Written request
The listing below is to be output in its exact form.

== Entries provided

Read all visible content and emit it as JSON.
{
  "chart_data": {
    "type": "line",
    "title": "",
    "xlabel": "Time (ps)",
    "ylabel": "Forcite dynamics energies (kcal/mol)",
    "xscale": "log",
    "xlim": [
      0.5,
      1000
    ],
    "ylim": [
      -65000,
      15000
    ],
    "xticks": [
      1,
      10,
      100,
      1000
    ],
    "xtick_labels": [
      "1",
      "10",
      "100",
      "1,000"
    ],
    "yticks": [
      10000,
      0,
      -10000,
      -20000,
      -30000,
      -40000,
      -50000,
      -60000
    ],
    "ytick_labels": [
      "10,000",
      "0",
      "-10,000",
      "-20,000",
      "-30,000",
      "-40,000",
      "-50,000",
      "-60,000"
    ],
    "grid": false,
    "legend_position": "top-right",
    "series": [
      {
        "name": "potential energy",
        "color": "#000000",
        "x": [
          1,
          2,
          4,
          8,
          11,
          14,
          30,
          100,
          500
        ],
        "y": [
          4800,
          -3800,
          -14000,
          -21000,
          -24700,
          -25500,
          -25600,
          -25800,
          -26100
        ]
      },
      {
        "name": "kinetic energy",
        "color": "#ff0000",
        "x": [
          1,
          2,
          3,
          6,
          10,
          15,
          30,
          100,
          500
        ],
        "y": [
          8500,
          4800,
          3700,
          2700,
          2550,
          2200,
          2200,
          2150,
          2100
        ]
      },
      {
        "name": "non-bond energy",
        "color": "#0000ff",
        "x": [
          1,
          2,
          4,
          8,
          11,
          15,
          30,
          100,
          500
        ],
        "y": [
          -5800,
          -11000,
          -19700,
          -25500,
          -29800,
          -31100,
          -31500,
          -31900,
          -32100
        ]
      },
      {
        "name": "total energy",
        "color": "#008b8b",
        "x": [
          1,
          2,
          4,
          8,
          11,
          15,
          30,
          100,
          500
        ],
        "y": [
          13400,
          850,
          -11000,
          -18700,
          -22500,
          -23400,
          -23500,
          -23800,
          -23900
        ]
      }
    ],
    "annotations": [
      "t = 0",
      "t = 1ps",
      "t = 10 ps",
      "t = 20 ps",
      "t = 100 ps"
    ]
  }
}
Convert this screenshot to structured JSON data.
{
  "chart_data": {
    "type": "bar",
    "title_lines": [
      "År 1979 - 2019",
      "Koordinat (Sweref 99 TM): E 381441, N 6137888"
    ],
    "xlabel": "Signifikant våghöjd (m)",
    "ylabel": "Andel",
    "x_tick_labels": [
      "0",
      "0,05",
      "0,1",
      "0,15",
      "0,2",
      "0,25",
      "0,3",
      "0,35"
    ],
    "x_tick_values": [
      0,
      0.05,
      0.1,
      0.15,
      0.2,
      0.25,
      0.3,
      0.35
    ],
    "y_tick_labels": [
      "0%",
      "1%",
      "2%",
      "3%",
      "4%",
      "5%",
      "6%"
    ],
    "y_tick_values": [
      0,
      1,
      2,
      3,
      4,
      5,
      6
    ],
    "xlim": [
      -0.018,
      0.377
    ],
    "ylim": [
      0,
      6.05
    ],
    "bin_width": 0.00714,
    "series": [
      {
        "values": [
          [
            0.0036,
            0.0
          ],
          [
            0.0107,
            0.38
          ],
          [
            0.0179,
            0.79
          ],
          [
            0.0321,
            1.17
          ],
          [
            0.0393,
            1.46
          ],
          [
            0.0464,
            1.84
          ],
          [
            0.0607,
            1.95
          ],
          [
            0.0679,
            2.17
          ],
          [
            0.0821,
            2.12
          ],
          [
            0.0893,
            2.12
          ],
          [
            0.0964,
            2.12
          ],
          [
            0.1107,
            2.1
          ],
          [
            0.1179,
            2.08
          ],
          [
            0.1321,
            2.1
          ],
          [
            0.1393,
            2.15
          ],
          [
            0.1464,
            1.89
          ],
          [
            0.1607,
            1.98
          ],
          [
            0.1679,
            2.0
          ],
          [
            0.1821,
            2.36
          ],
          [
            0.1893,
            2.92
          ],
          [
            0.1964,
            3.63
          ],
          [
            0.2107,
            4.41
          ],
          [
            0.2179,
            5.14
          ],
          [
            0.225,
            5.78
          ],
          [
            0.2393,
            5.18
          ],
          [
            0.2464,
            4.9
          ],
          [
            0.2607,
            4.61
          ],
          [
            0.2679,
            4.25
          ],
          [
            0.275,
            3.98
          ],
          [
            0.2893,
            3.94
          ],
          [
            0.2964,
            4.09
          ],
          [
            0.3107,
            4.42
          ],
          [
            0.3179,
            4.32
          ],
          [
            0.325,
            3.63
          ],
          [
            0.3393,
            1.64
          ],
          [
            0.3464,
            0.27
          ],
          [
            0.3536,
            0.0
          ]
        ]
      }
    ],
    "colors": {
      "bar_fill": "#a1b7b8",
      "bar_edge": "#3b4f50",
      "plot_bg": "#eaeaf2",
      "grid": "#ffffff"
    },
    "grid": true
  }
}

====

Expected answer
Read all visible content and emit it as JSON.
{
  "chart_data": {
    "type": "line",
    "title": "",
    "xlabel": "Time (ps)",
    "ylabel": "Forcite dynamics energies (kcal/mol)",
    "xscale": "log",
    "xlim": [
      0.5,
      1000
    ],
    "ylim": [
      -65000,
      15000
    ],
    "xticks": [
      1,
      10,
      100,
      1000
    ],
    "xtick_labels": [
      "1",
      "10",
      "100",
      "1,000"
    ],
    "yticks": [
      10000,
      0,
      -10000,
      -20000,
      -30000,
      -40000,
      -50000,
      -60000
    ],
    "ytick_labels": [
      "10,000",
      "0",
      "-10,000",
      "-20,000",
      "-30,000",
      "-40,000",
      "-50,000",
      "-60,000"
    ],
    "grid": false,
    "legend_position": "top-right",
    "series": [
      {
        "name": "potential energy",
        "color": "#000000",
        "x": [
          1,
          2,
          4,
          8,
          11,
          14,
          30,
          100,
          500
        ],
        "y": [
          4800,
          -3800,
          -14000,
          -21000,
          -24700,
          -25500,
          -25600,
          -25800,
          -26100
        ]
      },
      {
        "name": "kinetic energy",
        "color": "#ff0000",
        "x": [
          1,
          2,
          3,
          6,
          10,
          15,
          30,
          100,
          500
        ],
        "y": [
          8500,
          4800,
          3700,
          2700,
          2550,
          2200,
          2200,
          2150,
          2100
        ]
      },
      {
        "name": "non-bond energy",
        "color": "#0000ff",
        "x": [
          1,
          2,
          4,
          8,
          11,
          15,
          30,
          100,
          500
        ],
        "y": [
          -5800,
          -11000,
          -19700,
          -25500,
          -29800,
          -31100,
          -31500,
          -31900,
          -32100
        ]
      },
      {
        "name": "total energy",
        "color": "#008b8b",
        "x": [
          1,
          2,
          4,
          8,
          11,
          15,
          30,
          100,
          500
        ],
        "y": [
          13400,
          850,
          -11000,
          -18700,
          -22500,
          -23400,
          -23500,
          -23800,
          -23900
        ]
      }
    ],
    "annotations": [
      "t = 0",
      "t = 1ps",
      "t = 10 ps",
      "t = 20 ps",
      "t = 100 ps"
    ]
  }
}
Convert this screenshot to structured JSON data.
{
  "chart_data": {
    "type": "bar",
    "title_lines": [
      "År 1979 - 2019",
      "Koordinat (Sweref 99 TM): E 381441, N 6137888"
    ],
    "xlabel": "Signifikant våghöjd (m)",
    "ylabel": "Andel",
    "x_tick_labels": [
      "0",
      "0,05",
      "0,1",
      "0,15",
      "0,2",
      "0,25",
      "0,3",
      "0,35"
    ],
    "x_tick_values": [
      0,
      0.05,
      0.1,
      0.15,
      0.2,
      0.25,
      0.3,
      0.35
    ],
    "y_tick_labels": [
      "0%",
      "1%",
      "2%",
      "3%",
      "4%",
      "5%",
      "6%"
    ],
    "y_tick_values": [
      0,
      1,
      2,
      3,
      4,
      5,
      6
    ],
    "xlim": [
      -0.018,
      0.377
    ],
    "ylim": [
      0,
      6.05
    ],
    "bin_width": 0.00714,
    "series": [
      {
        "values": [
          [
            0.0036,
            0.0
          ],
          [
            0.0107,
            0.38
          ],
          [
            0.0179,
            0.79
          ],
          [
            0.0321,
            1.17
          ],
          [
            0.0393,
            1.46
          ],
          [
            0.0464,
            1.84
          ],
          [
            0.0607,
            1.95
          ],
          [
            0.0679,
            2.17
          ],
          [
            0.0821,
            2.12
          ],
          [
            0.0893,
            2.12
          ],
          [
            0.0964,
            2.12
          ],
          [
            0.1107,
            2.1
          ],
          [
            0.1179,
            2.08
          ],
          [
            0.1321,
            2.1
          ],
          [
            0.1393,
            2.15
          ],
          [
            0.1464,
            1.89
          ],
          [
            0.1607,
            1.98
          ],
          [
            0.1679,
            2.0
          ],
          [
            0.1821,
            2.36
          ],
          [
            0.1893,
            2.92
          ],
          [
            0.1964,
            3.63
          ],
          [
            0.2107,
            4.41
          ],
          [
            0.2179,
            5.14
          ],
          [
            0.225,
            5.78
          ],
          [
            0.2393,
            5.18
          ],
          [
            0.2464,
            4.9
          ],
          [
            0.2607,
            4.61
          ],
          [
            0.2679,
            4.25
          ],
          [
            0.275,
            3.98
          ],
          [
            0.2893,
            3.94
          ],
          [
            0.2964,
            4.09
          ],
          [
            0.3107,
            4.42
          ],
          [
            0.3179,
            4.32
          ],
          [
            0.325,
            3.63
          ],
          [
            0.3393,
            1.64
          ],
          [
            0.3464,
            0.27
          ],
          [
            0.3536,
            0.0
          ]
        ]
      }
    ],
    "colors": {
      "bar_fill": "#a1b7b8",
      "bar_edge": "#3b4f50",
      "plot_bg": "#eaeaf2",
      "grid": "#ffffff"
    },
    "grid": true
  }
}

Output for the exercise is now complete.